>> Begin
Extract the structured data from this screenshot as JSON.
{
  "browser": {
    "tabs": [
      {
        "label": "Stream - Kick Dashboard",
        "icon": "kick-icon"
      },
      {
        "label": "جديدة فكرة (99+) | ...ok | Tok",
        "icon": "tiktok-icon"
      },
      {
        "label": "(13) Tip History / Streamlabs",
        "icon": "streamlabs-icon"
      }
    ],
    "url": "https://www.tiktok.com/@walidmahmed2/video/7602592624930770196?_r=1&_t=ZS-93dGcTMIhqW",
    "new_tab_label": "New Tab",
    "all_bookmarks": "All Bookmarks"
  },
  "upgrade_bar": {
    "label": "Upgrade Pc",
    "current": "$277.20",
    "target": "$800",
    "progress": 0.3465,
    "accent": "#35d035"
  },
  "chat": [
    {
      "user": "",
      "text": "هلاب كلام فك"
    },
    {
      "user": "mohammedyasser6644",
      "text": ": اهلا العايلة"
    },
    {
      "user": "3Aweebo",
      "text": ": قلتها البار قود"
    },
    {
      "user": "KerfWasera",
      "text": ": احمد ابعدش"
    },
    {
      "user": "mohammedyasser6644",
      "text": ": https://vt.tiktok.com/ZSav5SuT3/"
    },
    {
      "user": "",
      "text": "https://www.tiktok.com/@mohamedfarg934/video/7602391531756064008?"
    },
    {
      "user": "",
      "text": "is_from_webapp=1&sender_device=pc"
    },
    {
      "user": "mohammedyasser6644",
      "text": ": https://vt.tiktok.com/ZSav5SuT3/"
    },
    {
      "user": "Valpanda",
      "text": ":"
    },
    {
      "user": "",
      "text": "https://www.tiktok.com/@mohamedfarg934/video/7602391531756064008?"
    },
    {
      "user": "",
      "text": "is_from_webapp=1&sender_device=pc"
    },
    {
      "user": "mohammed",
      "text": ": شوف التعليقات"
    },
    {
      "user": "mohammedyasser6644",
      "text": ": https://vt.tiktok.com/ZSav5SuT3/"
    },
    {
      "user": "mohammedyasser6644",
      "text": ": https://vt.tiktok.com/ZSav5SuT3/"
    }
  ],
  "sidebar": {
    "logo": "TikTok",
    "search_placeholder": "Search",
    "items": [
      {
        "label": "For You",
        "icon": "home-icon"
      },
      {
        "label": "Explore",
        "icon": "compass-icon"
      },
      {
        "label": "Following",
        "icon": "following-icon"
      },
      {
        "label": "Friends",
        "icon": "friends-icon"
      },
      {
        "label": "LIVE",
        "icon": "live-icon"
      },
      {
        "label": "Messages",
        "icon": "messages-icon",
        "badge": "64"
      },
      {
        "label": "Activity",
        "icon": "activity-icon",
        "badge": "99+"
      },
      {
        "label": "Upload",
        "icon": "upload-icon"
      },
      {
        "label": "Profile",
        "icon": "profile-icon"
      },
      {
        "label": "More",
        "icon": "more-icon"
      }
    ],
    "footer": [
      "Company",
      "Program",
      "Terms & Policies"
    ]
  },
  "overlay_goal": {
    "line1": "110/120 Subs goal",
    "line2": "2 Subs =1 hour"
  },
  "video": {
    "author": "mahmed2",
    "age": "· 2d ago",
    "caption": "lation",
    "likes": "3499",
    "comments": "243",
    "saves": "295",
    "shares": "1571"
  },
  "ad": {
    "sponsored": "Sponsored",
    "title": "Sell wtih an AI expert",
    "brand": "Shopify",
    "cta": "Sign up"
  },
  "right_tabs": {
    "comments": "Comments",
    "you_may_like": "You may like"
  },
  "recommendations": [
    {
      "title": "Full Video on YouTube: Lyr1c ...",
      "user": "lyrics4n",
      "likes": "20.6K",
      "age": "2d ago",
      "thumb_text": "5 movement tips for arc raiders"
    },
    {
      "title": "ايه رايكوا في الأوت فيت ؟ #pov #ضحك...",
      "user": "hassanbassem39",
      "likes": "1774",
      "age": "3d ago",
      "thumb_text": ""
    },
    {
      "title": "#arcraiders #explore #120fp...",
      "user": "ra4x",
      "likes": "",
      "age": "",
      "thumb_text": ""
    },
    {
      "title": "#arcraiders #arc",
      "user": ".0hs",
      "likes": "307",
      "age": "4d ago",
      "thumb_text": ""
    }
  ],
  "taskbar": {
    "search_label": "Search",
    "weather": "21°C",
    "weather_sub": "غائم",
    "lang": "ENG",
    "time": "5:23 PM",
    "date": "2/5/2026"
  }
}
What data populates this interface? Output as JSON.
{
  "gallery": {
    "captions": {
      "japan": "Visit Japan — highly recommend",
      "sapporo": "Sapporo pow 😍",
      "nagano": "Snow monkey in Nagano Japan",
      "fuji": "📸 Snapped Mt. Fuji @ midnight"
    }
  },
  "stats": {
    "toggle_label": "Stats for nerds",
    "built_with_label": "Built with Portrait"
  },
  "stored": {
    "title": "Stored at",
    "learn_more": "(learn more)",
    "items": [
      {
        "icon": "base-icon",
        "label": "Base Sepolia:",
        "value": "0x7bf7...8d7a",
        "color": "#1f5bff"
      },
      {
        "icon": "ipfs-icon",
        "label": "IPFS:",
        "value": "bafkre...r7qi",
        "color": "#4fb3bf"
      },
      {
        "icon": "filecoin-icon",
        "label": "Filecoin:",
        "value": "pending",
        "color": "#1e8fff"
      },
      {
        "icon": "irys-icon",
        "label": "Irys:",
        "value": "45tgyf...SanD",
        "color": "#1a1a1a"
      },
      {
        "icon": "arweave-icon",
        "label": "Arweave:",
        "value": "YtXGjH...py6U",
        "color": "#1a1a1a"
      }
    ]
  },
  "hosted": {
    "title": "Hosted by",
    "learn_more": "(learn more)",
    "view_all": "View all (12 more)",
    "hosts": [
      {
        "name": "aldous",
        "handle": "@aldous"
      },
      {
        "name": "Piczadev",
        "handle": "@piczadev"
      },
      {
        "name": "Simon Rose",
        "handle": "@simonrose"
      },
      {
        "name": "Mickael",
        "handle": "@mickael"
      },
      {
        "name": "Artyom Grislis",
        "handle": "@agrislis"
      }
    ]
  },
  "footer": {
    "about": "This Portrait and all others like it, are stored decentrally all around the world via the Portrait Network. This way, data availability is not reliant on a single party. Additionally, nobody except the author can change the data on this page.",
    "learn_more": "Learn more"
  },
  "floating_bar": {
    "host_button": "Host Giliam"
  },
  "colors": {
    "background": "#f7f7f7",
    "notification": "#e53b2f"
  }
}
>> End
*WORK REQUIRED*
Reproduce the full listing word for word.

*FINAL ANSWER*
Extract the structured data from this screenshot as JSON.
{
  "browser": {
    "tabs": [
      {
        "label": "Stream - Kick Dashboard",
        "icon": "kick-icon"
      },
      {
        "label": "جديدة فكرة (99+) | ...ok | Tok",
        "icon": "tiktok-icon"
      },
      {
        "label": "(13) Tip History / Streamlabs",
        "icon": "streamlabs-icon"
      }
    ],
    "url": "https://www.tiktok.com/@walidmahmed2/video/7602592624930770196?_r=1&_t=ZS-93dGcTMIhqW",
    "new_tab_label": "New Tab",
    "all_bookmarks": "All Bookmarks"
  },
  "upgrade_bar": {
    "label": "Upgrade Pc",
    "current": "$277.20",
    "target": "$800",
    "progress": 0.3465,
    "accent": "#35d035"
  },
  "chat": [
    {
      "user": "",
      "text": "هلاب كلام فك"
    },
    {
      "user": "mohammedyasser6644",
      "text": ": اهلا العايلة"
    },
    {
      "user": "3Aweebo",
      "text": ": قلتها البار قود"
    },
    {
      "user": "KerfWasera",
      "text": ": احمد ابعدش"
    },
    {
      "user": "mohammedyasser6644",
      "text": ": https://vt.tiktok.com/ZSav5SuT3/"
    },
    {
      "user": "",
      "text": "https://www.tiktok.com/@mohamedfarg934/video/7602391531756064008?"
    },
    {
      "user": "",
      "text": "is_from_webapp=1&sender_device=pc"
    },
    {
      "user": "mohammedyasser6644",
      "text": ": https://vt.tiktok.com/ZSav5SuT3/"
    },
    {
      "user": "Valpanda",
      "text": ":"
    },
    {
      "user": "",
      "text": "https://www.tiktok.com/@mohamedfarg934/video/7602391531756064008?"
    },
    {
      "user": "",
      "text": "is_from_webapp=1&sender_device=pc"
    },
    {
      "user": "mohammed",
      "text": ": شوف التعليقات"
    },
    {
      "user": "mohammedyasser6644",
      "text": ": https://vt.tiktok.com/ZSav5SuT3/"
    },
    {
      "user": "mohammedyasser6644",
      "text": ": https://vt.tiktok.com/ZSav5SuT3/"
    }
  ],
  "sidebar": {
    "logo": "TikTok",
    "search_placeholder": "Search",
    "items": [
      {
        "label": "For You",
        "icon": "home-icon"
      },
      {
        "label": "Explore",
        "icon": "compass-icon"
      },
      {
        "label": "Following",
        "icon": "following-icon"
      },
      {
        "label": "Friends",
        "icon": "friends-icon"
      },
      {
        "label": "LIVE",
        "icon": "live-icon"
      },
      {
        "label": "Messages",
        "icon": "messages-icon",
        "badge": "64"
      },
      {
        "label": "Activity",
        "icon": "activity-icon",
        "badge": "99+"
      },
      {
        "label": "Upload",
        "icon": "upload-icon"
      },
      {
        "label": "Profile",
        "icon": "profile-icon"
      },
      {
        "label": "More",
        "icon": "more-icon"
      }
    ],
    "footer": [
      "Company",
      "Program",
      "Terms & Policies"
    ]
  },
  "overlay_goal": {
    "line1": "110/120 Subs goal",
    "line2": "2 Subs =1 hour"
  },
  "video": {
    "author": "mahmed2",
    "age": "· 2d ago",
    "caption": "lation",
    "likes": "3499",
    "comments": "243",
    "saves": "295",
    "shares": "1571"
  },
  "ad": {
    "sponsored": "Sponsored",
    "title": "Sell wtih an AI expert",
    "brand": "Shopify",
    "cta": "Sign up"
  },
  "right_tabs": {
    "comments": "Comments",
    "you_may_like": "You may like"
  },
  "recommendations": [
    {
      "title": "Full Video on YouTube: Lyr1c ...",
      "user": "lyrics4n",
      "likes": "20.6K",
      "age": "2d ago",
      "thumb_text": "5 movement tips for arc raiders"
    },
    {
      "title": "ايه رايكوا في الأوت فيت ؟ #pov #ضحك...",
      "user": "hassanbassem39",
      "likes": "1774",
      "age": "3d ago",
      "thumb_text": ""
    },
    {
      "title": "#arcraiders #explore #120fp...",
      "user": "ra4x",
      "likes": "",
      "age": "",
      "thumb_text": ""
    },
    {
      "title": "#arcraiders #arc",
      "user": ".0hs",
      "likes": "307",
      "age": "4d ago",
      "thumb_text": ""
    }
  ],
  "taskbar": {
    "search_label": "Search",
    "weather": "21°C",
    "weather_sub": "غائم",
    "lang": "ENG",
    "time": "5:23 PM",
    "date": "2/5/2026"
  }
}
What data populates this interface? Output as JSON.
{
  "gallery": {
    "captions": {
      "japan": "Visit Japan — highly recommend",
      "sapporo": "Sapporo pow 😍",
      "nagano": "Snow monkey in Nagano Japan",
      "fuji": "📸 Snapped Mt. Fuji @ midnight"
    }
  },
  "stats": {
    "toggle_label": "Stats for nerds",
    "built_with_label": "Built with Portrait"
  },
  "stored": {
    "title": "Stored at",
    "learn_more": "(learn more)",
    "items": [
      {
        "icon": "base-icon",
        "label": "Base Sepolia:",
        "value": "0x7bf7...8d7a",
        "color": "#1f5bff"
      },
      {
        "icon": "ipfs-icon",
        "label": "IPFS:",
        "value": "bafkre...r7qi",
        "color": "#4fb3bf"
      },
      {
        "icon": "filecoin-icon",
        "label": "Filecoin:",
        "value": "pending",
        "color": "#1e8fff"
      },
      {
        "icon": "irys-icon",
        "label": "Irys:",
        "value": "45tgyf...SanD",
        "color": "#1a1a1a"
      },
      {
        "icon": "arweave-icon",
        "label": "Arweave:",
        "value": "YtXGjH...py6U",
        "color": "#1a1a1a"
      }
    ]
  },
  "hosted": {
    "title": "Hosted by",
    "learn_more": "(learn more)",
    "view_all": "View all (12 more)",
    "hosts": [
      {
        "name": "aldous",
        "handle": "@aldous"
      },
      {
        "name": "Piczadev",
        "handle": "@piczadev"
      },
      {
        "name": "Simon Rose",
        "handle": "@simonrose"
      },
      {
        "name": "Mickael",
        "handle": "@mickael"
      },
      {
        "name": "Artyom Grislis",
        "handle": "@agrislis"
      }
    ]
  },
  "footer": {
    "about": "This Portrait and all others like it, are stored decentrally all around the world via the Portrait Network. This way, data availability is not reliant on a single party. Additionally, nobody except the author can change the data on this page.",
    "learn_more": "Learn more"
  },
  "floating_bar": {
    "host_button": "Host Giliam"
  },
  "colors": {
    "background": "#f7f7f7",
    "notification": "#e53b2f"
  }
}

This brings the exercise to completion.